Exercise task =>
Copy out all lines of the records in which the word "watermark" appears.

Begin Material provided

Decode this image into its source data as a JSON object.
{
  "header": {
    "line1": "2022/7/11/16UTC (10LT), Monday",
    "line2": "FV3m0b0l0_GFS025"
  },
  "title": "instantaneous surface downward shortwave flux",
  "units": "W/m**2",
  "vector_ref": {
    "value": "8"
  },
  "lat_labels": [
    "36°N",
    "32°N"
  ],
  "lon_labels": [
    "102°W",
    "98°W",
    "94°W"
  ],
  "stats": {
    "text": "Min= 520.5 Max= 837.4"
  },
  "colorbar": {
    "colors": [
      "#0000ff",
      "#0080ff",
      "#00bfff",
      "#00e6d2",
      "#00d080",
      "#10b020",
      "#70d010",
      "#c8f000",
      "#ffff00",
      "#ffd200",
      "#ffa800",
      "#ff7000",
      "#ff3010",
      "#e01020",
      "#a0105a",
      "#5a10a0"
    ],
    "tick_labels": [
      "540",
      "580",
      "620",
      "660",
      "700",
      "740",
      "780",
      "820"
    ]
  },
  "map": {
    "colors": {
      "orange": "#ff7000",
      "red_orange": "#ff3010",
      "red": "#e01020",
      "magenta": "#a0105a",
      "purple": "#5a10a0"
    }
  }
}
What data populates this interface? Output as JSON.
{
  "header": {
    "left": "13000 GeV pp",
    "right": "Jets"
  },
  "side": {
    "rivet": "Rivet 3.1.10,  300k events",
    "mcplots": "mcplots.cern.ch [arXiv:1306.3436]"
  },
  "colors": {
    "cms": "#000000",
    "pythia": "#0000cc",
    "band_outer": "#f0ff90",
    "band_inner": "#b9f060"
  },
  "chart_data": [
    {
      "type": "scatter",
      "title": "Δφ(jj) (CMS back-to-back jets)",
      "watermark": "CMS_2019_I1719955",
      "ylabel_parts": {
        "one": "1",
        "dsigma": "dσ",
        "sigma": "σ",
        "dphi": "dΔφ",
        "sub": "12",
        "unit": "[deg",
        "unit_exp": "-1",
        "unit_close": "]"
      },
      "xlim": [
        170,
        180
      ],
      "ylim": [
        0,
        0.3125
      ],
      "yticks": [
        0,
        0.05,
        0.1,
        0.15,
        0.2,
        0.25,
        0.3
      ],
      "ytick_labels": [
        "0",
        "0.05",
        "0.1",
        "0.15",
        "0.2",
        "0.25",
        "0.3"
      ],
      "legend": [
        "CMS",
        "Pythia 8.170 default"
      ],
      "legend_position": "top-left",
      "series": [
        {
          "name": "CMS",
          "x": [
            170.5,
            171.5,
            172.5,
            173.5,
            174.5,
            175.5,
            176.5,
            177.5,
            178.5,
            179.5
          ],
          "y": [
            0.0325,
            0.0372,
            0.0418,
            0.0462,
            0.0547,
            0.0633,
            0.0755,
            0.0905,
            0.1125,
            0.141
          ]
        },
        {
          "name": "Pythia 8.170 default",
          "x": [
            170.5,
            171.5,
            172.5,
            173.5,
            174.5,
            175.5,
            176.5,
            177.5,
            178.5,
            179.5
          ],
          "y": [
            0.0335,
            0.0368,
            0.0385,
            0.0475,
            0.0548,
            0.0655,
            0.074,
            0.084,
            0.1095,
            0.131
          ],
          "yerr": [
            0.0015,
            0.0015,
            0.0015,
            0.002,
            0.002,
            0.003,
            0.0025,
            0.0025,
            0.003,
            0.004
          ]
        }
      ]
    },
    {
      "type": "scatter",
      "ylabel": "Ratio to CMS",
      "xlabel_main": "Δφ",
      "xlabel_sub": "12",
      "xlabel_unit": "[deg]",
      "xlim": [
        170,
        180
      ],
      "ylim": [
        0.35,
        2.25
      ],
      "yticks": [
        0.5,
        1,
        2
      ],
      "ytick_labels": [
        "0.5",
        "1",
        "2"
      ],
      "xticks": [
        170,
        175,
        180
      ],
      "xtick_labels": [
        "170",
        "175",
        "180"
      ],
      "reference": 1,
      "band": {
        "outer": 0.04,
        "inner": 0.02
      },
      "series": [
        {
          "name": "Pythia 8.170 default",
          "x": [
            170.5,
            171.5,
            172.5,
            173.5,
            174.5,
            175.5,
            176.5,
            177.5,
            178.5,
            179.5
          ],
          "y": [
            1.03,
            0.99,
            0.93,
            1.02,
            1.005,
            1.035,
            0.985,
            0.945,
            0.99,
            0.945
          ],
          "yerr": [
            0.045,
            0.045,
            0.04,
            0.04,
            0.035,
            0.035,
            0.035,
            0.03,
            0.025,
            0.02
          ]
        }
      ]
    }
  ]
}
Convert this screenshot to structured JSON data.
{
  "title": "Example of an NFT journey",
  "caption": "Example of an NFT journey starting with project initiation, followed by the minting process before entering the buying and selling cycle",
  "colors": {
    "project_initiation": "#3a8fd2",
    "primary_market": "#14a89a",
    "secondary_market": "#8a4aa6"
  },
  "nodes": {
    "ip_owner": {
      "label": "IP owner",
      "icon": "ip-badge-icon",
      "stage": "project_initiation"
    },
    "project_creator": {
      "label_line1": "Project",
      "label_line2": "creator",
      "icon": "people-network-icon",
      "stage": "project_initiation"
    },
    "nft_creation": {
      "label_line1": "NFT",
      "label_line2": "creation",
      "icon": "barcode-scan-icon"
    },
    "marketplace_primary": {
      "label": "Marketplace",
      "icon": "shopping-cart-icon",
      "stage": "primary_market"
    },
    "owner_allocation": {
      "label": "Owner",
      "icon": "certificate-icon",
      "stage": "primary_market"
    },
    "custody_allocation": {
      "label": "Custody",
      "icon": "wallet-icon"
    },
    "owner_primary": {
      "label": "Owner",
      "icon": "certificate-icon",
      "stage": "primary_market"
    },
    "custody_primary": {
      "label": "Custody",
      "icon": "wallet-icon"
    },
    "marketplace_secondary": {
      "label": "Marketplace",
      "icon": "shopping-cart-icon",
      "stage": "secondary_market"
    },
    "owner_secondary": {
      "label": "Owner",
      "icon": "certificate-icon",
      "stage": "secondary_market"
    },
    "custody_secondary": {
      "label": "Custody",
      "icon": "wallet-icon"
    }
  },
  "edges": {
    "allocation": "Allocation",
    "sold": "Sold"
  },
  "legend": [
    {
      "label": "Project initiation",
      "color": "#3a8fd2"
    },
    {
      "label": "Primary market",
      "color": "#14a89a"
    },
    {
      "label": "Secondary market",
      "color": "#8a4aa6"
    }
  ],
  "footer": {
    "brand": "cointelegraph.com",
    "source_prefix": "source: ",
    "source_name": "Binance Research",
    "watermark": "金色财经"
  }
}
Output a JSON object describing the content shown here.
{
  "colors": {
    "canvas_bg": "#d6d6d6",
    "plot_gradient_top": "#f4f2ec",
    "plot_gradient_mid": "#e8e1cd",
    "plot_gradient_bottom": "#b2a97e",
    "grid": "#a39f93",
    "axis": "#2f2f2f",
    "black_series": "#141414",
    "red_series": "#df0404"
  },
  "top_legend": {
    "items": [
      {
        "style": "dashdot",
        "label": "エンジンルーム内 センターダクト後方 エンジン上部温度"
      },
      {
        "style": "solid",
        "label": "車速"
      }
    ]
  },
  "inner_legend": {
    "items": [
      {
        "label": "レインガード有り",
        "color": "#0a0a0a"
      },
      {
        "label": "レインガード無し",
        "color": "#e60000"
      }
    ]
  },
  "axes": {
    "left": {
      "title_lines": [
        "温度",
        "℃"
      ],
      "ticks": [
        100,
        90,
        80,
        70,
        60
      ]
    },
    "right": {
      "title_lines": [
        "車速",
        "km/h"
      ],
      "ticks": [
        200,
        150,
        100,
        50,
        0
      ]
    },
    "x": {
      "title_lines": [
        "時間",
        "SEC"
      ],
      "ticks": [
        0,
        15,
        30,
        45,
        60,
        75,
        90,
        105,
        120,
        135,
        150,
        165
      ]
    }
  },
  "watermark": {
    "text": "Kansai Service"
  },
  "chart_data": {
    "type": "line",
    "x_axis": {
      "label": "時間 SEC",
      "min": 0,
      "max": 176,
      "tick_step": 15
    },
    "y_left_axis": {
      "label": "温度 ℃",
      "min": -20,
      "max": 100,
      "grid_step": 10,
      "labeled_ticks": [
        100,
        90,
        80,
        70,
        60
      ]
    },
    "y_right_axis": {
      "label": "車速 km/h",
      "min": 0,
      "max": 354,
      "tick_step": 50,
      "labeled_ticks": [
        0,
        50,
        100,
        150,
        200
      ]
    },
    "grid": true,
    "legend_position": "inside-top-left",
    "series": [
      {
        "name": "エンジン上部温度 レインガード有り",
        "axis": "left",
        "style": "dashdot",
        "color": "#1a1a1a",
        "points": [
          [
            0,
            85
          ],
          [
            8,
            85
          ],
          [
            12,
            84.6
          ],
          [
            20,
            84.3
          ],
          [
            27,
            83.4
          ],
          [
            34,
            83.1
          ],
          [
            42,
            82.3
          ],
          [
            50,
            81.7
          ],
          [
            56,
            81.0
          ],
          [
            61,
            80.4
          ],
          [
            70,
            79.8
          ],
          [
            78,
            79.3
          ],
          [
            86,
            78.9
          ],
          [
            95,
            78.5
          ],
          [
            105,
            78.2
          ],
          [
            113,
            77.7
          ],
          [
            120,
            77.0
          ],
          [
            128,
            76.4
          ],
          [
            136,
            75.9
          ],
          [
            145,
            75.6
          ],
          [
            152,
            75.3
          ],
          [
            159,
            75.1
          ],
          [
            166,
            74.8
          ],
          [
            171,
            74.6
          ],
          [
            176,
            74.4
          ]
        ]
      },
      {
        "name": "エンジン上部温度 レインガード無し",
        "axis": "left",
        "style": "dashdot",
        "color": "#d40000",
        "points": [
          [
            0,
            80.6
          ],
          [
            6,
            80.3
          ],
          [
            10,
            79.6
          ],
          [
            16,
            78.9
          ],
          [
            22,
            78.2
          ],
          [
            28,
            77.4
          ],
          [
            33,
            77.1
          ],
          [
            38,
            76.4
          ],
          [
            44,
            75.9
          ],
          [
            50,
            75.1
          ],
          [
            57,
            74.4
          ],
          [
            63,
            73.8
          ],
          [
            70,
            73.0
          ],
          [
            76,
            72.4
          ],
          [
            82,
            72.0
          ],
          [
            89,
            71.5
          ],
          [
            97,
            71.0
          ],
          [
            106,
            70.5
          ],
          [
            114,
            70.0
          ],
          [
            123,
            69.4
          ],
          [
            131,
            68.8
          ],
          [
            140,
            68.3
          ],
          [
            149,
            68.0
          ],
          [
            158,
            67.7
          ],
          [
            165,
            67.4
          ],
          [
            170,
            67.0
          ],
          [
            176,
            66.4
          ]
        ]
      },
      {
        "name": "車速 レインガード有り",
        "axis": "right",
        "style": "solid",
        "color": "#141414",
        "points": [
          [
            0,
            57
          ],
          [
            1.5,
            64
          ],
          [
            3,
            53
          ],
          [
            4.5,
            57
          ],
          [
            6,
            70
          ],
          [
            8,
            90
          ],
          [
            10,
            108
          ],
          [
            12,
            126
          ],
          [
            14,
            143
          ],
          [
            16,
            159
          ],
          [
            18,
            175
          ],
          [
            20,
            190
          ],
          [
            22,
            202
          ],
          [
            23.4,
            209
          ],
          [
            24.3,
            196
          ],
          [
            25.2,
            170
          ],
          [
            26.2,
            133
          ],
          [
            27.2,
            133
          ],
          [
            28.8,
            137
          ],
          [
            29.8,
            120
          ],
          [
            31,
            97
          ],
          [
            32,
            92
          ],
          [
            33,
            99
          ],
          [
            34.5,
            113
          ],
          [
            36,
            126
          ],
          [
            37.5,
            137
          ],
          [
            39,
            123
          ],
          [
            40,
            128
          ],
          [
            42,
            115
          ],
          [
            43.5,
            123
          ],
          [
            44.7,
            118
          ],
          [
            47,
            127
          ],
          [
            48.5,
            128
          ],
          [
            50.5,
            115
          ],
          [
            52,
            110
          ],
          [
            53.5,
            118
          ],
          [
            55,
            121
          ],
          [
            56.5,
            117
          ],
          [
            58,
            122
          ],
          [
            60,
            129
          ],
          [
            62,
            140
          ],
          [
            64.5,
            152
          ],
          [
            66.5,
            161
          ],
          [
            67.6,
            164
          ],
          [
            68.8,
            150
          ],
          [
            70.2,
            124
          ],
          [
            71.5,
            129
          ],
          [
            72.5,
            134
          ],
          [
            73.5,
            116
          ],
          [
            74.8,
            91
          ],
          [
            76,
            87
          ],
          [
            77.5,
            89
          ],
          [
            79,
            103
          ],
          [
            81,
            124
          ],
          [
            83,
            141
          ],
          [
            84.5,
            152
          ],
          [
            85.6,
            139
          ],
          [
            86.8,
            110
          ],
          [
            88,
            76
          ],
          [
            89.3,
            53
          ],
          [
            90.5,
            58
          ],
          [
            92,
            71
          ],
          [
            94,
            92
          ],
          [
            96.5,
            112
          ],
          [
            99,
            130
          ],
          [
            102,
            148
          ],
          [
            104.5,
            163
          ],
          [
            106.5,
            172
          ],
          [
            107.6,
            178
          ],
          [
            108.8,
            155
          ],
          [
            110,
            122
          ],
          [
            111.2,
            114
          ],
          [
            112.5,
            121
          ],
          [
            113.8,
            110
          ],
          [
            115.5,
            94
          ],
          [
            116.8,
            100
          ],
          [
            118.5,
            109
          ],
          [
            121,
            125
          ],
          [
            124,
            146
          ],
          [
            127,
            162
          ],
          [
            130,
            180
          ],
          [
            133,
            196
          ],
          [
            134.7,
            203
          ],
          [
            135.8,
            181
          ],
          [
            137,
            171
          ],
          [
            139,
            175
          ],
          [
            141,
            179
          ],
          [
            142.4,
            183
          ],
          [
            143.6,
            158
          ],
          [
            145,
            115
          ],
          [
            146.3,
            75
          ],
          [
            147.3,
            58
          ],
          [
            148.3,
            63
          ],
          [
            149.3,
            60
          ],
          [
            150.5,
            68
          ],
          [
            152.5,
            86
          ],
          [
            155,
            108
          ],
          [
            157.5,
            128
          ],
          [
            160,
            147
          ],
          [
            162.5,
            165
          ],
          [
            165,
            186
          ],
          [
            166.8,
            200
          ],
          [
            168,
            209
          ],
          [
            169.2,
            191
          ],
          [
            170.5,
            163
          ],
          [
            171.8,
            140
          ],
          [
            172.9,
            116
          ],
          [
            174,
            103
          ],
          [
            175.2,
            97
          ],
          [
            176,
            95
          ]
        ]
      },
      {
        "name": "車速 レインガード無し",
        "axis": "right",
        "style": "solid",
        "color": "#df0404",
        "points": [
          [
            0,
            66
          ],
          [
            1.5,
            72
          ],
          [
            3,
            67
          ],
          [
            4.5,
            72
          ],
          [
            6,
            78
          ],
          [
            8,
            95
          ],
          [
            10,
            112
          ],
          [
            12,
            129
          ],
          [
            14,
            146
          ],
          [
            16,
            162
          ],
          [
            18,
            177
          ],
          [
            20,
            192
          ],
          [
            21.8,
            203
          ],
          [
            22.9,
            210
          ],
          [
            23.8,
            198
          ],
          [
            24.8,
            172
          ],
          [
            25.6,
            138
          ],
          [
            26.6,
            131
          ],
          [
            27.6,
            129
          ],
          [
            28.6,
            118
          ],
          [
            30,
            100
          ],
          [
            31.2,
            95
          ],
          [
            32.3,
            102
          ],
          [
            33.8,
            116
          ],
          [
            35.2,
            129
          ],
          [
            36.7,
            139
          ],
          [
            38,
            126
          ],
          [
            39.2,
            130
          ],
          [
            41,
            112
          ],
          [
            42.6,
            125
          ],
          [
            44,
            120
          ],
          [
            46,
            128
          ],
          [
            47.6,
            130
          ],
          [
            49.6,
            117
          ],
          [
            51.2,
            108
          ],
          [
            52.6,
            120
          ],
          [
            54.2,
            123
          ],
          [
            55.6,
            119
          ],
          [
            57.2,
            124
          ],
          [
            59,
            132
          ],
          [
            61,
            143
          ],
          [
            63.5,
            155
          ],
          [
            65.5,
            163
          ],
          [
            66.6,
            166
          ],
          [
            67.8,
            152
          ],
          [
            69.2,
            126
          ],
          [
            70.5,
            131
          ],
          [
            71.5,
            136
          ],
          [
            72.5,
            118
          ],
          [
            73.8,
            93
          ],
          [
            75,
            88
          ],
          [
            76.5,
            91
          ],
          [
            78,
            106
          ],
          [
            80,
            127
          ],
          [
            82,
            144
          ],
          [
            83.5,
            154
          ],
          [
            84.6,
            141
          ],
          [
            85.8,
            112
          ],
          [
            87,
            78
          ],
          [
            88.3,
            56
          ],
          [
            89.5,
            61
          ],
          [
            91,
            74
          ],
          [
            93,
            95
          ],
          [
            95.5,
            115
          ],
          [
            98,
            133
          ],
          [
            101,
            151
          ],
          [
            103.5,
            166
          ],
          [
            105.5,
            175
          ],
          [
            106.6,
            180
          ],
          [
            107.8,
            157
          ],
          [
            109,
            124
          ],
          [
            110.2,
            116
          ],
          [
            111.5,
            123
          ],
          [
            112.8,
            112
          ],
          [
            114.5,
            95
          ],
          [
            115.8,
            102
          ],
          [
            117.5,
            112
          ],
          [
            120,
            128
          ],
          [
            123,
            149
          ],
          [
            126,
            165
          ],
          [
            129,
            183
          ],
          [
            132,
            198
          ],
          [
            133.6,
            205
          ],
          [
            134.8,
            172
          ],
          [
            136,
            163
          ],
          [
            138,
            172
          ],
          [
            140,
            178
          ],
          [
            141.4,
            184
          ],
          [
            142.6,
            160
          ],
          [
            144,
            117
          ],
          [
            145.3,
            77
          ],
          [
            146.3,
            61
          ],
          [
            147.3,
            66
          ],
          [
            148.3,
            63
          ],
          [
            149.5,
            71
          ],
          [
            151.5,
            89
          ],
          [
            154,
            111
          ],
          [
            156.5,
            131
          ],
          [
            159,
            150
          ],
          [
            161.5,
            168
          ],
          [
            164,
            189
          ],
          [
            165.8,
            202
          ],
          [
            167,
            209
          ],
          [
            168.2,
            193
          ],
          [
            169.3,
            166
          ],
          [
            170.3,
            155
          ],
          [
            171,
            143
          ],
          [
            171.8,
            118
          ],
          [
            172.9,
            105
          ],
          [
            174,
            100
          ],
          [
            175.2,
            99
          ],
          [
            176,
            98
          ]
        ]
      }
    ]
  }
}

End Material provided

The response =>
      "watermark": "CMS_2019_I1719955",
    "watermark": "金色财经"
  "watermark": {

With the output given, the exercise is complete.